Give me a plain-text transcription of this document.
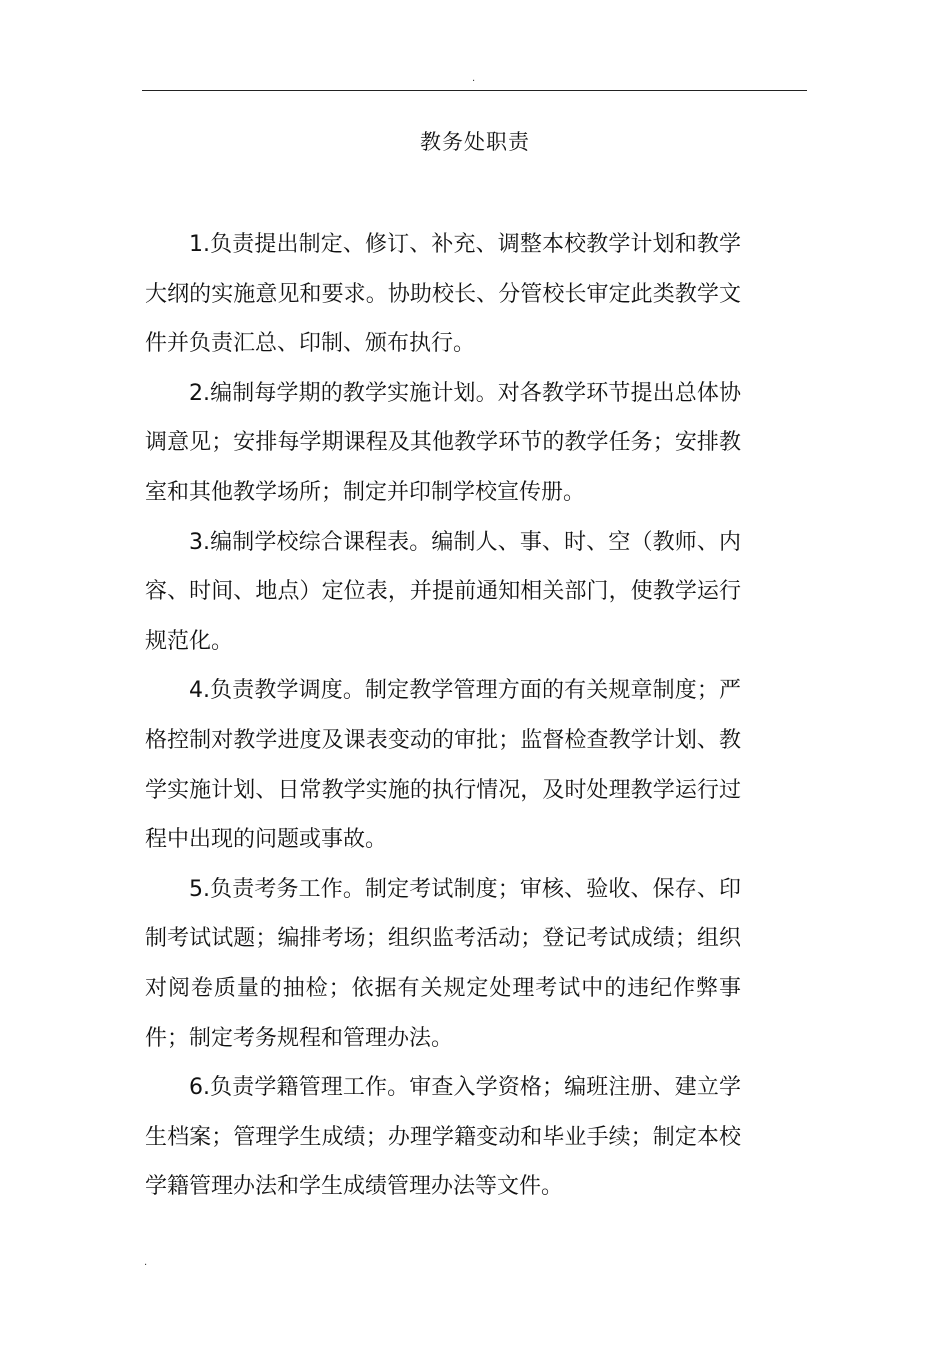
.
教务处职责

1.负责提出制定、修订、补充、调整本校教学计划和教学大纲的实施意见和要求。协助校长、分管校长审定此类教学文件并负责汇总、印制、颁布执行。

2.编制每学期的教学实施计划。对各教学环节提出总体协调意见；安排每学期课程及其他教学环节的教学任务；安排教室和其他教学场所；制定并印制学校宣传册。

3.编制学校综合课程表。编制人、事、时、空（教师、内容、时间、地点）定位表，并提前通知相关部门，使教学运行规范化。

4.负责教学调度。制定教学管理方面的有关规章制度；严格控制对教学进度及课表变动的审批；监督检查教学计划、教学实施计划、日常教学实施的执行情况，及时处理教学运行过程中出现的问题或事故。

5.负责考务工作。制定考试制度；审核、验收、保存、印制考试试题；编排考场；组织监考活动；登记考试成绩；组织对阅卷质量的抽检；依据有关规定处理考试中的违纪作弊事件；制定考务规程和管理办法。

6.负责学籍管理工作。审查入学资格；编班注册、建立学生档案；管理学生成绩；办理学籍变动和毕业手续；制定本校学籍管理办法和学生成绩管理办法等文件。

.
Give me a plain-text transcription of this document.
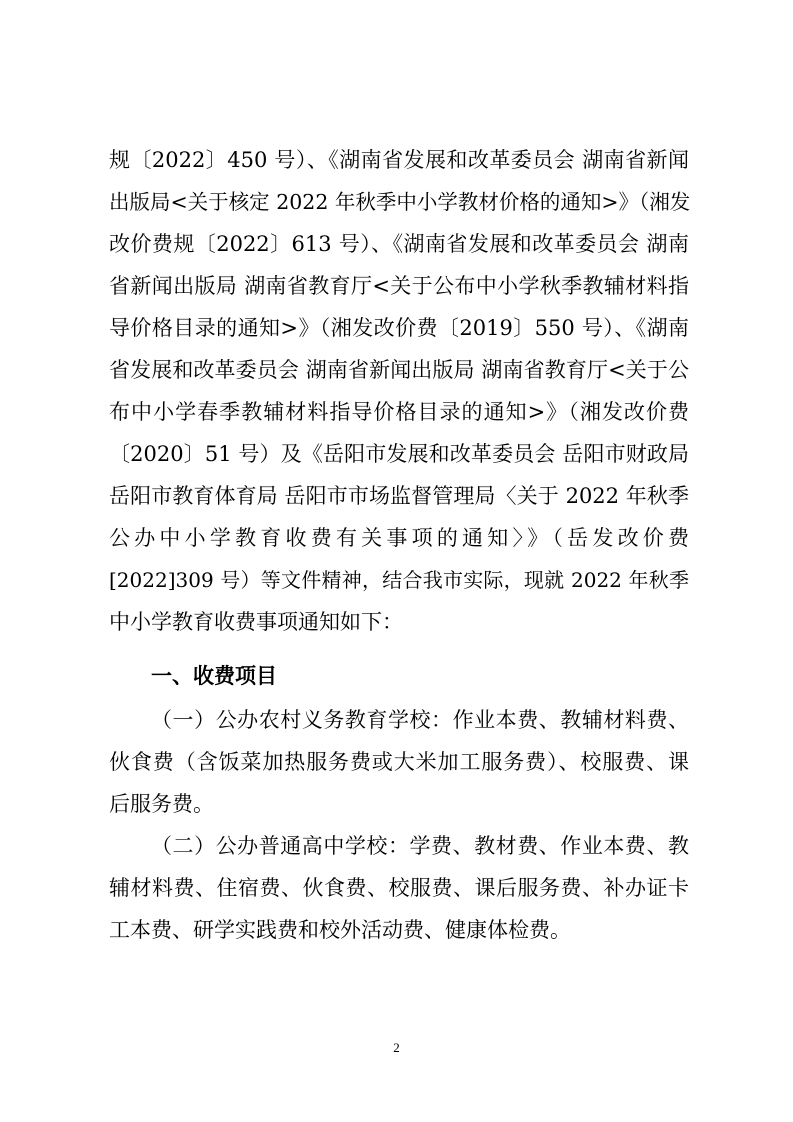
规〔2022〕450 号）、《湖南省发展和改革委员会 湖南省新闻
出版局<关于核定 2022 年秋季中小学教材价格的通知>》（湘发
改价费规〔2022〕613 号）、《湖南省发展和改革委员会 湖南
省新闻出版局 湖南省教育厅<关于公布中小学秋季教辅材料指
导价格目录的通知>》（湘发改价费〔2019〕550 号）、《湖南
省发展和改革委员会 湖南省新闻出版局 湖南省教育厅<关于公
布中小学春季教辅材料指导价格目录的通知>》（湘发改价费
〔2020〕51 号）及《岳阳市发展和改革委员会 岳阳市财政局
岳阳市教育体育局 岳阳市市场监督管理局〈关于 2022 年秋季
公办中小学教育收费有关事项的通知〉》（岳发改价费
[2022]309 号）等文件精神，结合我市实际，现就 2022 年秋季
中小学教育收费事项通知如下：
一、收费项目
（一）公办农村义务教育学校：作业本费、教辅材料费、
伙食费（含饭菜加热服务费或大米加工服务费）、校服费、课
后服务费。
（二）公办普通高中学校：学费、教材费、作业本费、教
辅材料费、住宿费、伙食费、校服费、课后服务费、补办证卡
工本费、研学实践费和校外活动费、健康体检费。
2
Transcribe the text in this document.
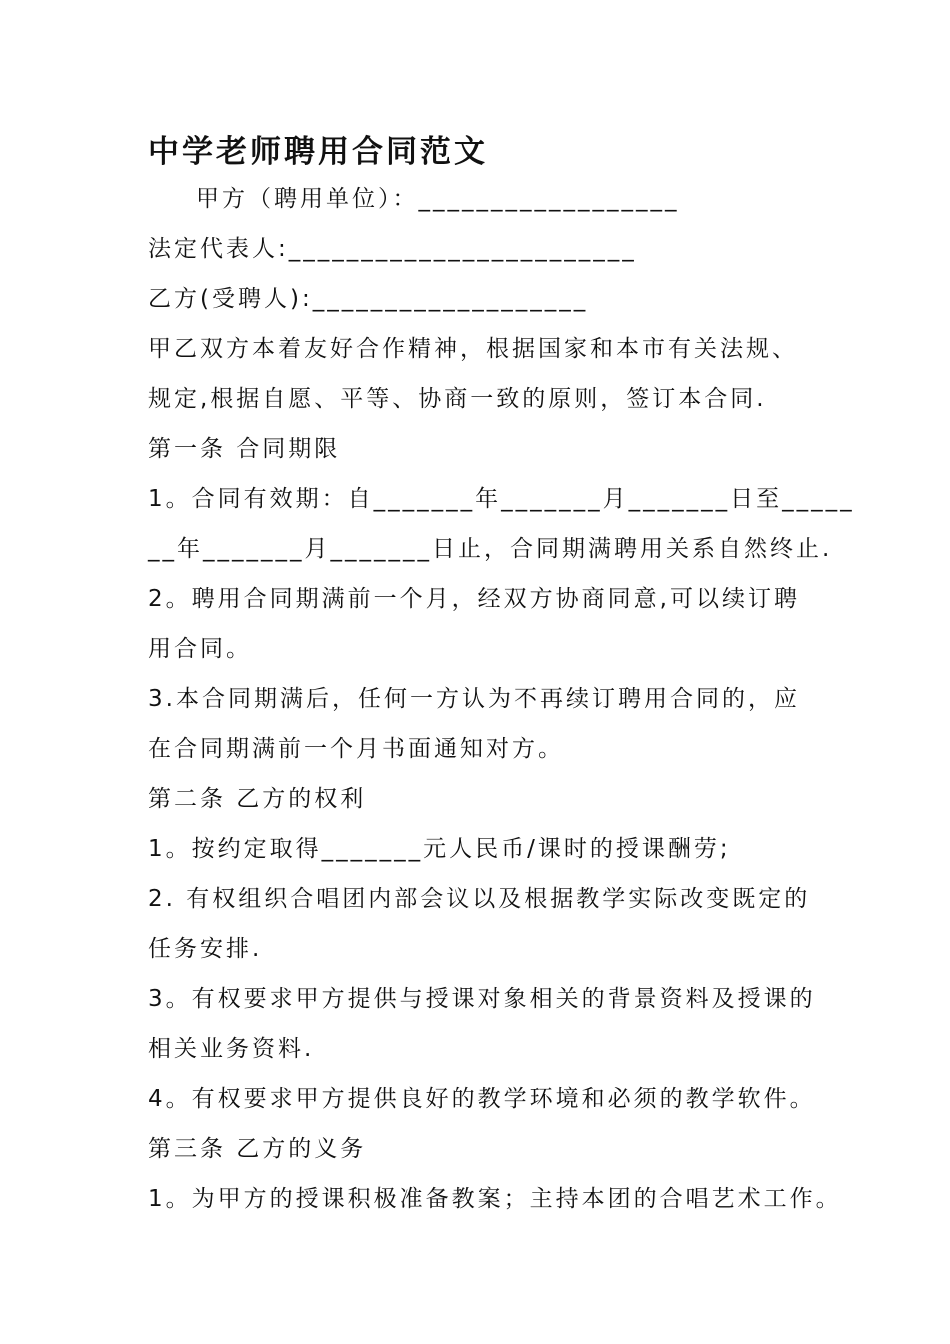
中学老师聘用合同范文
甲方（聘用单位）：__________________
法定代表人:________________________
乙方(受聘人):___________________
甲乙双方本着友好合作精神，根据国家和本市有关法规、
规定,根据自愿、平等、协商一致的原则，签订本合同.
第一条 合同期限
1。合同有效期：自_______年_______月_______日至_____
__年_______月_______日止，合同期满聘用关系自然终止.
2。聘用合同期满前一个月，经双方协商同意,可以续订聘
用合同。
3.本合同期满后，任何一方认为不再续订聘用合同的，应
在合同期满前一个月书面通知对方。
第二条 乙方的权利
1。按约定取得_______元人民币/课时的授课酬劳;
2. 有权组织合唱团内部会议以及根据教学实际改变既定的
任务安排.
3。有权要求甲方提供与授课对象相关的背景资料及授课的
相关业务资料.
4。有权要求甲方提供良好的教学环境和必须的教学软件。
第三条 乙方的义务
1。为甲方的授课积极准备教案；主持本团的合唱艺术工作。
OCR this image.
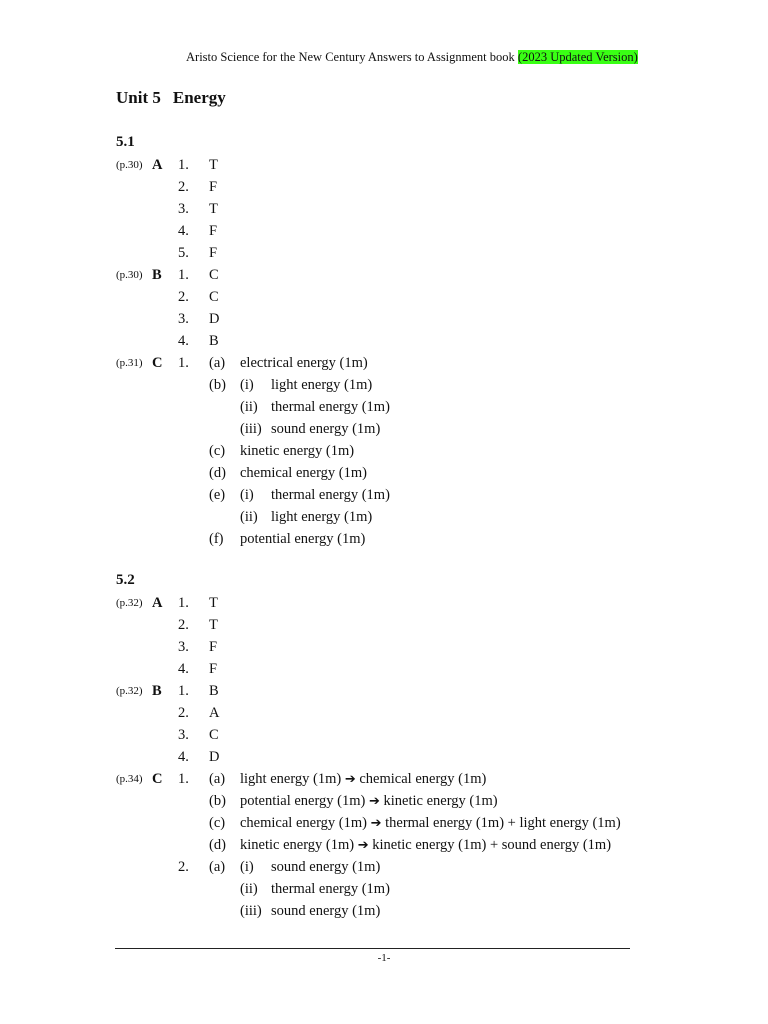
Aristo Science for the New Century Answers to Assignment book (2023 Updated Version)
Unit 5 Energy
5.1
(p.30) A 1. T
2. F
3. T
4. F
5. F
(p.30) B 1. C
2. C
3. D
4. B
(p.31) C 1. (a) electrical energy (1m)
(b) (i) light energy (1m)
(ii) thermal energy (1m)
(iii) sound energy (1m)
(c) kinetic energy (1m)
(d) chemical energy (1m)
(e) (i) thermal energy (1m)
(ii) light energy (1m)
(f) potential energy (1m)
5.2
(p.32) A 1. T
2. T
3. F
4. F
(p.32) B 1. B
2. A
3. C
4. D
(p.34) C 1. (a) light energy (1m) ➔ chemical energy (1m)
(b) potential energy (1m) ➔ kinetic energy (1m)
(c) chemical energy (1m) ➔ thermal energy (1m) + light energy (1m)
(d) kinetic energy (1m) ➔ kinetic energy (1m) + sound energy (1m)
2. (a) (i) sound energy (1m)
(ii) thermal energy (1m)
(iii) sound energy (1m)
-1-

▶ [Stated exercise]:
Copy out the lines in which the string "湖南省教育厅" appears.

▶ [Answer for the task]:
省新闻出版局 湖南省教育厅<关于公布中小学秋季教辅材料指
省发展和改革委员会 湖南省新闻出版局 湖南省教育厅<关于公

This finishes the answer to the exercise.